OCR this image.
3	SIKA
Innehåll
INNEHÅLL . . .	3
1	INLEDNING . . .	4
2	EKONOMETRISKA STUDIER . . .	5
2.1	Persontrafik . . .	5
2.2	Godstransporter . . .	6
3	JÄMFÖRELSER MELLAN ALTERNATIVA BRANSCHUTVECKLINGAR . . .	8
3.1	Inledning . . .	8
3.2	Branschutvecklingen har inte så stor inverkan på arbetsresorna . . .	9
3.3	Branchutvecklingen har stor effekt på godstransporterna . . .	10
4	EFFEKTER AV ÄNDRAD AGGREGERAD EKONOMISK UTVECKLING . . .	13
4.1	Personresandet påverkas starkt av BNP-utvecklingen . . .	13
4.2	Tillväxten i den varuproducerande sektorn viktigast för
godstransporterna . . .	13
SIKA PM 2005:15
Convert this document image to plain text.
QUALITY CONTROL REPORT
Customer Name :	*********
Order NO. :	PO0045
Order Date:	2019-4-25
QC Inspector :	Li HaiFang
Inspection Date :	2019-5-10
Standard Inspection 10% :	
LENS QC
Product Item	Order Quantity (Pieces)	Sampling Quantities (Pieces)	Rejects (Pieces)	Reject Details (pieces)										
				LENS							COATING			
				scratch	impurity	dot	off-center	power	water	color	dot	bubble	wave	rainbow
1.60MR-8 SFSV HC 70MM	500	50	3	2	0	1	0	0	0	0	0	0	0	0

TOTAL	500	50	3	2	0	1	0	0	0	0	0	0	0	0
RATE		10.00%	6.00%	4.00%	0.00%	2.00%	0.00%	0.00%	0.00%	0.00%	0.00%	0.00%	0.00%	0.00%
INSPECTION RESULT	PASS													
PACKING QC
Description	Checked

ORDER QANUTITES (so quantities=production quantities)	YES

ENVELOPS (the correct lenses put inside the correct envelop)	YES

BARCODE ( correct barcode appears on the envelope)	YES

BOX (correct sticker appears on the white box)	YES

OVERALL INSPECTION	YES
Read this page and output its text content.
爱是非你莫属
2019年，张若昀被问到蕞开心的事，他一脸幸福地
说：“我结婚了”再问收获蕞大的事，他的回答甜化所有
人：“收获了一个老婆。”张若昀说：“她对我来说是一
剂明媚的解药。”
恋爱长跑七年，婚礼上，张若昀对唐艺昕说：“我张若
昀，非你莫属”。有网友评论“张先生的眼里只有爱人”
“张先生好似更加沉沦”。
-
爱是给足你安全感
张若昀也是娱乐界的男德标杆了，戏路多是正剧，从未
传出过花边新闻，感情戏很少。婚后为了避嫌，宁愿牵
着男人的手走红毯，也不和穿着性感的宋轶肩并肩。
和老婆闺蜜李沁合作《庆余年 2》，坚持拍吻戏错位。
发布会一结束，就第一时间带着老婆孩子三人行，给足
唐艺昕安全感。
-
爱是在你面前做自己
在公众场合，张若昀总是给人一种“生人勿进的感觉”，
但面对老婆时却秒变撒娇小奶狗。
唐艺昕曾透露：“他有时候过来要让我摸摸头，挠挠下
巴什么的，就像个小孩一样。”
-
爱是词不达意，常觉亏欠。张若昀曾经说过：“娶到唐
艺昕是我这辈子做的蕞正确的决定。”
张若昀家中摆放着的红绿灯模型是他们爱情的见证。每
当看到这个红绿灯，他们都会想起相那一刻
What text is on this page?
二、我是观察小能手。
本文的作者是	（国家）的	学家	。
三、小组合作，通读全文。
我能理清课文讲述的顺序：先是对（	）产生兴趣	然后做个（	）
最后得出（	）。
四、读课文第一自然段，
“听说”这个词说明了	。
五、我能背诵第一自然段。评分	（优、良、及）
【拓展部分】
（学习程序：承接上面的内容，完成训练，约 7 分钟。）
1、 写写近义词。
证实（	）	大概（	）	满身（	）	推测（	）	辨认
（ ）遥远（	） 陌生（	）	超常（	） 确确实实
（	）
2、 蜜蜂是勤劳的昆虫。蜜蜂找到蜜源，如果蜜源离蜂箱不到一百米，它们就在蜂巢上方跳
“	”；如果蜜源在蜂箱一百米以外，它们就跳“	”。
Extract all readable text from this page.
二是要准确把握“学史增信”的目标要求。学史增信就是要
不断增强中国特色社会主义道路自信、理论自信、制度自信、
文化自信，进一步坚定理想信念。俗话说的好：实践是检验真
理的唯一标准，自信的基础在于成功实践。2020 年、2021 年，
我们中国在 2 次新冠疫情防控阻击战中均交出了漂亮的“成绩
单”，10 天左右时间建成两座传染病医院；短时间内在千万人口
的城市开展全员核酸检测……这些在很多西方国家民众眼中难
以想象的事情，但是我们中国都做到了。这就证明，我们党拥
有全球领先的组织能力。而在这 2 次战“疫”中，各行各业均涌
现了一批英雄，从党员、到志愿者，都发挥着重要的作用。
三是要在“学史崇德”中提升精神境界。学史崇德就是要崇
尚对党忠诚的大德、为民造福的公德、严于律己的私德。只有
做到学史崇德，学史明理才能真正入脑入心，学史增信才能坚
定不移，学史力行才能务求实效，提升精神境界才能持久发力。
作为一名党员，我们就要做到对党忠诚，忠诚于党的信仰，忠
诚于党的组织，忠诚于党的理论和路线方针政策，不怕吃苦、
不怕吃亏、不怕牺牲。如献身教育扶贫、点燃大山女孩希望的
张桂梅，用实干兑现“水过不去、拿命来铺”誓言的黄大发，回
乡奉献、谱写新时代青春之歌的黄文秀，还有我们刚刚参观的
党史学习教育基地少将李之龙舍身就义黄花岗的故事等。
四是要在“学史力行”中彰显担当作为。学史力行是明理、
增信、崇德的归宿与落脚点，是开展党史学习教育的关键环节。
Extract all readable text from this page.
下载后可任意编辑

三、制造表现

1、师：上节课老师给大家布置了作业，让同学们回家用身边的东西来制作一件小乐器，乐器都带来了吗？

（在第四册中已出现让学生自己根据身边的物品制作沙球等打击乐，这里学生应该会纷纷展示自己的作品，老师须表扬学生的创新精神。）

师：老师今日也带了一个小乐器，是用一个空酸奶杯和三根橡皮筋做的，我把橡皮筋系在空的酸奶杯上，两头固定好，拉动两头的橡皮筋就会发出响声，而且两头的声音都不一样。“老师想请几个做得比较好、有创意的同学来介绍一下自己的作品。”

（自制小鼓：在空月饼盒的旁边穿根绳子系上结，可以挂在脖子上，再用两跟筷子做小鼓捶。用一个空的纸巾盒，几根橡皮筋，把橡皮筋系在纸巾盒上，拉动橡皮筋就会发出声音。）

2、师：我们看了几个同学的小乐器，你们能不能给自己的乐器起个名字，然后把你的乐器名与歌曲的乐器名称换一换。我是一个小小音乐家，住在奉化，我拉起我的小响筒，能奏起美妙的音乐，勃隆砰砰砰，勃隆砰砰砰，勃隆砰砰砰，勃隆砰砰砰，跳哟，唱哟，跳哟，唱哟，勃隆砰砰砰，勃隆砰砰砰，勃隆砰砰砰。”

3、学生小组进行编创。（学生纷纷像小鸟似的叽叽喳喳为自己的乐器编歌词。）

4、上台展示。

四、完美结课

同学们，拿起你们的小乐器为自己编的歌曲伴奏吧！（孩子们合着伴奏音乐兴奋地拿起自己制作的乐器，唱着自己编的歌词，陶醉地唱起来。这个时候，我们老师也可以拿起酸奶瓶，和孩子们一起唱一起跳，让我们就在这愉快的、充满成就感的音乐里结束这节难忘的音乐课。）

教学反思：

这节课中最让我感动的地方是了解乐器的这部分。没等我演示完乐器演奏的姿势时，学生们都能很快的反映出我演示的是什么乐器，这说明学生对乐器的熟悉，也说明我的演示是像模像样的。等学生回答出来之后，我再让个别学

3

==============================

Write out the entries in full, exactly as given.

OCR this image.
3	SIKA
Innehåll
INNEHÅLL . . .	3
1	INLEDNING . . .	4
2	EKONOMETRISKA STUDIER . . .	5
2.1	Persontrafik . . .	5
2.2	Godstransporter . . .	6
3	JÄMFÖRELSER MELLAN ALTERNATIVA BRANSCHUTVECKLINGAR . . .	8
3.1	Inledning . . .	8
3.2	Branschutvecklingen har inte så stor inverkan på arbetsresorna . . .	9
3.3	Branchutvecklingen har stor effekt på godstransporterna . . .	10
4	EFFEKTER AV ÄNDRAD AGGREGERAD EKONOMISK UTVECKLING . . .	13
4.1	Personresandet påverkas starkt av BNP-utvecklingen . . .	13
4.2	Tillväxten i den varuproducerande sektorn viktigast för
godstransporterna . . .	13
SIKA PM 2005:15
Convert this document image to plain text.
QUALITY CONTROL REPORT
Customer Name :	*********
Order NO. :	PO0045
Order Date:	2019-4-25
QC Inspector :	Li HaiFang
Inspection Date :	2019-5-10
Standard Inspection 10% :	
LENS QC
Product Item	Order Quantity (Pieces)	Sampling Quantities (Pieces)	Rejects (Pieces)	Reject Details (pieces)										
				LENS							COATING			
				scratch	impurity	dot	off-center	power	water	color	dot	bubble	wave	rainbow
1.60MR-8 SFSV HC 70MM	500	50	3	2	0	1	0	0	0	0	0	0	0	0

TOTAL	500	50	3	2	0	1	0	0	0	0	0	0	0	0
RATE		10.00%	6.00%	4.00%	0.00%	2.00%	0.00%	0.00%	0.00%	0.00%	0.00%	0.00%	0.00%	0.00%
INSPECTION RESULT	PASS													
PACKING QC
Description	Checked

ORDER QANUTITES (so quantities=production quantities)	YES

ENVELOPS (the correct lenses put inside the correct envelop)	YES

BARCODE ( correct barcode appears on the envelope)	YES

BOX (correct sticker appears on the white box)	YES

OVERALL INSPECTION	YES
Read this page and output its text content.
爱是非你莫属
2019年，张若昀被问到蕞开心的事，他一脸幸福地
说：“我结婚了”再问收获蕞大的事，他的回答甜化所有
人：“收获了一个老婆。”张若昀说：“她对我来说是一
剂明媚的解药。”
恋爱长跑七年，婚礼上，张若昀对唐艺昕说：“我张若
昀，非你莫属”。有网友评论“张先生的眼里只有爱人”
“张先生好似更加沉沦”。
-
爱是给足你安全感
张若昀也是娱乐界的男德标杆了，戏路多是正剧，从未
传出过花边新闻，感情戏很少。婚后为了避嫌，宁愿牵
着男人的手走红毯，也不和穿着性感的宋轶肩并肩。
和老婆闺蜜李沁合作《庆余年 2》，坚持拍吻戏错位。
发布会一结束，就第一时间带着老婆孩子三人行，给足
唐艺昕安全感。
-
爱是在你面前做自己
在公众场合，张若昀总是给人一种“生人勿进的感觉”，
但面对老婆时却秒变撒娇小奶狗。
唐艺昕曾透露：“他有时候过来要让我摸摸头，挠挠下
巴什么的，就像个小孩一样。”
-
爱是词不达意，常觉亏欠。张若昀曾经说过：“娶到唐
艺昕是我这辈子做的蕞正确的决定。”
张若昀家中摆放着的红绿灯模型是他们爱情的见证。每
当看到这个红绿灯，他们都会想起相那一刻
What text is on this page?
二、我是观察小能手。
本文的作者是	（国家）的	学家	。
三、小组合作，通读全文。
我能理清课文讲述的顺序：先是对（	）产生兴趣	然后做个（	）
最后得出（	）。
四、读课文第一自然段，
“听说”这个词说明了	。
五、我能背诵第一自然段。评分	（优、良、及）
【拓展部分】
（学习程序：承接上面的内容，完成训练，约 7 分钟。）
1、 写写近义词。
证实（	）	大概（	）	满身（	）	推测（	）	辨认
（ ）遥远（	） 陌生（	）	超常（	） 确确实实
（	）
2、 蜜蜂是勤劳的昆虫。蜜蜂找到蜜源，如果蜜源离蜂箱不到一百米，它们就在蜂巢上方跳
“	”；如果蜜源在蜂箱一百米以外，它们就跳“	”。
Extract all readable text from this page.
二是要准确把握“学史增信”的目标要求。学史增信就是要
不断增强中国特色社会主义道路自信、理论自信、制度自信、
文化自信，进一步坚定理想信念。俗话说的好：实践是检验真
理的唯一标准，自信的基础在于成功实践。2020 年、2021 年，
我们中国在 2 次新冠疫情防控阻击战中均交出了漂亮的“成绩
单”，10 天左右时间建成两座传染病医院；短时间内在千万人口
的城市开展全员核酸检测……这些在很多西方国家民众眼中难
以想象的事情，但是我们中国都做到了。这就证明，我们党拥
有全球领先的组织能力。而在这 2 次战“疫”中，各行各业均涌
现了一批英雄，从党员、到志愿者，都发挥着重要的作用。
三是要在“学史崇德”中提升精神境界。学史崇德就是要崇
尚对党忠诚的大德、为民造福的公德、严于律己的私德。只有
做到学史崇德，学史明理才能真正入脑入心，学史增信才能坚
定不移，学史力行才能务求实效，提升精神境界才能持久发力。
作为一名党员，我们就要做到对党忠诚，忠诚于党的信仰，忠
诚于党的组织，忠诚于党的理论和路线方针政策，不怕吃苦、
不怕吃亏、不怕牺牲。如献身教育扶贫、点燃大山女孩希望的
张桂梅，用实干兑现“水过不去、拿命来铺”誓言的黄大发，回
乡奉献、谱写新时代青春之歌的黄文秀，还有我们刚刚参观的
党史学习教育基地少将李之龙舍身就义黄花岗的故事等。
四是要在“学史力行”中彰显担当作为。学史力行是明理、
增信、崇德的归宿与落脚点，是开展党史学习教育的关键环节。
Extract all readable text from this page.
下载后可任意编辑

三、制造表现

1、师：上节课老师给大家布置了作业，让同学们回家用身边的东西来制作一件小乐器，乐器都带来了吗？

（在第四册中已出现让学生自己根据身边的物品制作沙球等打击乐，这里学生应该会纷纷展示自己的作品，老师须表扬学生的创新精神。）

师：老师今日也带了一个小乐器，是用一个空酸奶杯和三根橡皮筋做的，我把橡皮筋系在空的酸奶杯上，两头固定好，拉动两头的橡皮筋就会发出响声，而且两头的声音都不一样。“老师想请几个做得比较好、有创意的同学来介绍一下自己的作品。”

（自制小鼓：在空月饼盒的旁边穿根绳子系上结，可以挂在脖子上，再用两跟筷子做小鼓捶。用一个空的纸巾盒，几根橡皮筋，把橡皮筋系在纸巾盒上，拉动橡皮筋就会发出声音。）

2、师：我们看了几个同学的小乐器，你们能不能给自己的乐器起个名字，然后把你的乐器名与歌曲的乐器名称换一换。我是一个小小音乐家，住在奉化，我拉起我的小响筒，能奏起美妙的音乐，勃隆砰砰砰，勃隆砰砰砰，勃隆砰砰砰，勃隆砰砰砰，跳哟，唱哟，跳哟，唱哟，勃隆砰砰砰，勃隆砰砰砰，勃隆砰砰砰。”

3、学生小组进行编创。（学生纷纷像小鸟似的叽叽喳喳为自己的乐器编歌词。）

4、上台展示。

四、完美结课

同学们，拿起你们的小乐器为自己编的歌曲伴奏吧！（孩子们合着伴奏音乐兴奋地拿起自己制作的乐器，唱着自己编的歌词，陶醉地唱起来。这个时候，我们老师也可以拿起酸奶瓶，和孩子们一起唱一起跳，让我们就在这愉快的、充满成就感的音乐里结束这节难忘的音乐课。）

教学反思：

这节课中最让我感动的地方是了解乐器的这部分。没等我演示完乐器演奏的姿势时，学生们都能很快的反映出我演示的是什么乐器，这说明学生对乐器的熟悉，也说明我的演示是像模像样的。等学生回答出来之后，我再让个别学

3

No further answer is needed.